- **DATASET CONTENT**
· · · · · · ·

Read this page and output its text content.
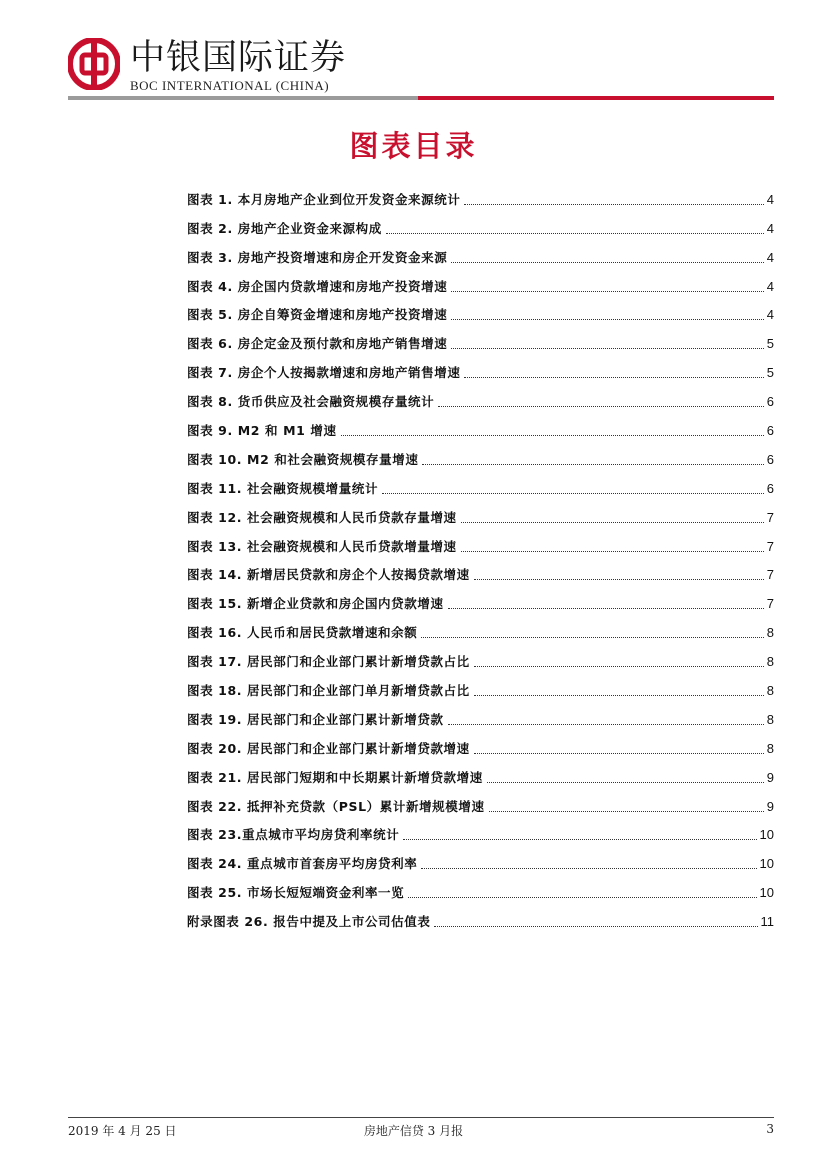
中银国际证券
BOC INTERNATIONAL (CHINA)
图表目录
图表 1. 本月房地产企业到位开发资金来源统计	4
图表 2. 房地产企业资金来源构成	4
图表 3. 房地产投资增速和房企开发资金来源	4
图表 4. 房企国内贷款增速和房地产投资增速	4
图表 5. 房企自筹资金增速和房地产投资增速	4
图表 6. 房企定金及预付款和房地产销售增速	5
图表 7. 房企个人按揭款增速和房地产销售增速	5
图表 8. 货币供应及社会融资规模存量统计	6
图表 9. M2 和 M1 增速	6
图表 10. M2 和社会融资规模存量增速	6
图表 11. 社会融资规模增量统计	6
图表 12. 社会融资规模和人民币贷款存量增速	7
图表 13. 社会融资规模和人民币贷款增量增速	7
图表 14. 新增居民贷款和房企个人按揭贷款增速	7
图表 15. 新增企业贷款和房企国内贷款增速	7
图表 16. 人民币和居民贷款增速和余额	8
图表 17. 居民部门和企业部门累计新增贷款占比	8
图表 18. 居民部门和企业部门单月新增贷款占比	8
图表 19. 居民部门和企业部门累计新增贷款	8
图表 20. 居民部门和企业部门累计新增贷款增速	8
图表 21. 居民部门短期和中长期累计新增贷款增速	9
图表 22. 抵押补充贷款（PSL）累计新增规模增速	9
图表 23.重点城市平均房贷利率统计	10
图表 24. 重点城市首套房平均房贷利率	10
图表 25. 市场长短短端资金利率一览	10
附录图表 26. 报告中提及上市公司估值表	11
2019 年 4 月 25 日	房地产信贷 3 月报	3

· · · · · · ·

Make an exact copy of the listing above. Do not include the pictures.

- **RESULT OF THE TASK**
Read this page and output its text content.
中银国际证券
BOC INTERNATIONAL (CHINA)
图表目录
图表 1. 本月房地产企业到位开发资金来源统计	4
图表 2. 房地产企业资金来源构成	4
图表 3. 房地产投资增速和房企开发资金来源	4
图表 4. 房企国内贷款增速和房地产投资增速	4
图表 5. 房企自筹资金增速和房地产投资增速	4
图表 6. 房企定金及预付款和房地产销售增速	5
图表 7. 房企个人按揭款增速和房地产销售增速	5
图表 8. 货币供应及社会融资规模存量统计	6
图表 9. M2 和 M1 增速	6
图表 10. M2 和社会融资规模存量增速	6
图表 11. 社会融资规模增量统计	6
图表 12. 社会融资规模和人民币贷款存量增速	7
图表 13. 社会融资规模和人民币贷款增量增速	7
图表 14. 新增居民贷款和房企个人按揭贷款增速	7
图表 15. 新增企业贷款和房企国内贷款增速	7
图表 16. 人民币和居民贷款增速和余额	8
图表 17. 居民部门和企业部门累计新增贷款占比	8
图表 18. 居民部门和企业部门单月新增贷款占比	8
图表 19. 居民部门和企业部门累计新增贷款	8
图表 20. 居民部门和企业部门累计新增贷款增速	8
图表 21. 居民部门短期和中长期累计新增贷款增速	9
图表 22. 抵押补充贷款（PSL）累计新增规模增速	9
图表 23.重点城市平均房贷利率统计	10
图表 24. 重点城市首套房平均房贷利率	10
图表 25. 市场长短短端资金利率一览	10
附录图表 26. 报告中提及上市公司估值表	11
2019 年 4 月 25 日	房地产信贷 3 月报	3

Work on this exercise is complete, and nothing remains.